→ Set task
Count the lines containing "fois" in the entries underneath, and state that count without anything else.
━━ Data for this exercise ━━
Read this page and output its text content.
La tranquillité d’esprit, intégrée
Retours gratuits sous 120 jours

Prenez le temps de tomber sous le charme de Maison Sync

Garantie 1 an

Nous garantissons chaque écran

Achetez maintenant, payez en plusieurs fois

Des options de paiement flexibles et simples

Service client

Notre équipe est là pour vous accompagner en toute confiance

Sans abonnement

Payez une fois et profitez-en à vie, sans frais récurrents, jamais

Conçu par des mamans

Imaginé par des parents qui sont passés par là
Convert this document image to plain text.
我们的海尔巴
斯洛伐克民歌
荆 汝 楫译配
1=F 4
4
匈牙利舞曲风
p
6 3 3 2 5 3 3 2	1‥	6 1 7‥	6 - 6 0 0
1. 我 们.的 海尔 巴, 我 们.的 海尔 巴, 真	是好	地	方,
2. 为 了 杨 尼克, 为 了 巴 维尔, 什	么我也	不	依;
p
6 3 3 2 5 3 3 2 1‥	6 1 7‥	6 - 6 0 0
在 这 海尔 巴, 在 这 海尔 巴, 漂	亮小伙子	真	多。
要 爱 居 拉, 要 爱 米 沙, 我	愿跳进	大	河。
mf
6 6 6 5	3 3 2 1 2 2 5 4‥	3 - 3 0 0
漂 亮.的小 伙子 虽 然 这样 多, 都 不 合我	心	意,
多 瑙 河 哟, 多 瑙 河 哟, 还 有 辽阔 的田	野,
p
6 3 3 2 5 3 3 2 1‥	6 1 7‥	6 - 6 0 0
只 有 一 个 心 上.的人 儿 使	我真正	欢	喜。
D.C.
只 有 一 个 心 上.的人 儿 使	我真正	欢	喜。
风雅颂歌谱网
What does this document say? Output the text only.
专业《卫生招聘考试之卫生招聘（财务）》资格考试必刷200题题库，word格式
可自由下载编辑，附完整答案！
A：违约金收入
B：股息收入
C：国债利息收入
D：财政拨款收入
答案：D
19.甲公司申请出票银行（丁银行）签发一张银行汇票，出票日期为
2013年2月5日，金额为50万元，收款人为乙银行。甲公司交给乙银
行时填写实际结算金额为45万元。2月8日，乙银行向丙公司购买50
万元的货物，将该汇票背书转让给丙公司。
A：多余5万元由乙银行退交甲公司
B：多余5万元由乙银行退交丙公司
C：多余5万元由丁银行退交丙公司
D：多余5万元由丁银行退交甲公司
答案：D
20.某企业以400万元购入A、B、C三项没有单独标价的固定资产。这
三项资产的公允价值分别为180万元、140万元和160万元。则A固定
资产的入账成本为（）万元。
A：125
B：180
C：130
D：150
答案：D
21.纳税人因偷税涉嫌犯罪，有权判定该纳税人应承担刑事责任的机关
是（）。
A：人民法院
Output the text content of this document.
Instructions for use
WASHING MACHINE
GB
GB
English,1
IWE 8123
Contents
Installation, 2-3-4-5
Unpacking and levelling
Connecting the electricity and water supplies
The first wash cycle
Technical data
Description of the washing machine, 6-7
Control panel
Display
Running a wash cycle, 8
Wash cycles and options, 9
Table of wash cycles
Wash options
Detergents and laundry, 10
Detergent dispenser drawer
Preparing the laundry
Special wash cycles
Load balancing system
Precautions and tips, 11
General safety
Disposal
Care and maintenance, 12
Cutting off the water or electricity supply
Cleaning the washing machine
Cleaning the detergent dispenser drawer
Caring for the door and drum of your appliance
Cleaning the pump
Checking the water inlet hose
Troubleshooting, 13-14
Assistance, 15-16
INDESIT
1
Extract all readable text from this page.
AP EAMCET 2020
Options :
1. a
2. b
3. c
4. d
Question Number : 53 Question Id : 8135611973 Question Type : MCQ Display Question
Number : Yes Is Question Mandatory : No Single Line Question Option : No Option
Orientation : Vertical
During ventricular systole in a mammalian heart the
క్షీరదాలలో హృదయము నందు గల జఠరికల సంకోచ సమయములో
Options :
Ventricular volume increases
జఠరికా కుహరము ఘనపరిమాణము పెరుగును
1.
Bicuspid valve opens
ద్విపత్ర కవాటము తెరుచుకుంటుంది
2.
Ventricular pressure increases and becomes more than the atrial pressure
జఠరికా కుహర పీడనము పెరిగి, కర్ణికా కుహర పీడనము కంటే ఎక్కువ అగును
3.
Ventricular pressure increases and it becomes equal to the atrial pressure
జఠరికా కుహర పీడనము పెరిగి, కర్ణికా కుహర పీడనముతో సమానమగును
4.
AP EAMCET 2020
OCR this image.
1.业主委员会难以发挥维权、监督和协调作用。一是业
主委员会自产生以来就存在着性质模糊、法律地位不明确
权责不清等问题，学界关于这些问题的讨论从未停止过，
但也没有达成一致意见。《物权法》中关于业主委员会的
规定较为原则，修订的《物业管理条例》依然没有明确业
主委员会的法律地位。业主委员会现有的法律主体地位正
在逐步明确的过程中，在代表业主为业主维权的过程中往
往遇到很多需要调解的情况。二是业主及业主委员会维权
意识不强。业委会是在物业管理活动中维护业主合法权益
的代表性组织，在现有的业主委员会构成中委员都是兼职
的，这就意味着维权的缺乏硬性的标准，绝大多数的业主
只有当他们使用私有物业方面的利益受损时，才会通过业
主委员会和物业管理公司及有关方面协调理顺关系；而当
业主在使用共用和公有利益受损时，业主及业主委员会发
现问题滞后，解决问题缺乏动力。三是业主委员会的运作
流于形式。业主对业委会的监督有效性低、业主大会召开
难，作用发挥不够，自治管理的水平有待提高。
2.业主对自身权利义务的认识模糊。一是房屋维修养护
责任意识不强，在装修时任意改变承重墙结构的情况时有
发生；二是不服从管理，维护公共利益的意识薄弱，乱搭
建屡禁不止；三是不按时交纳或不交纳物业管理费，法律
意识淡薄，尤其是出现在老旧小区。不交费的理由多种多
━━━
→ Written reply
2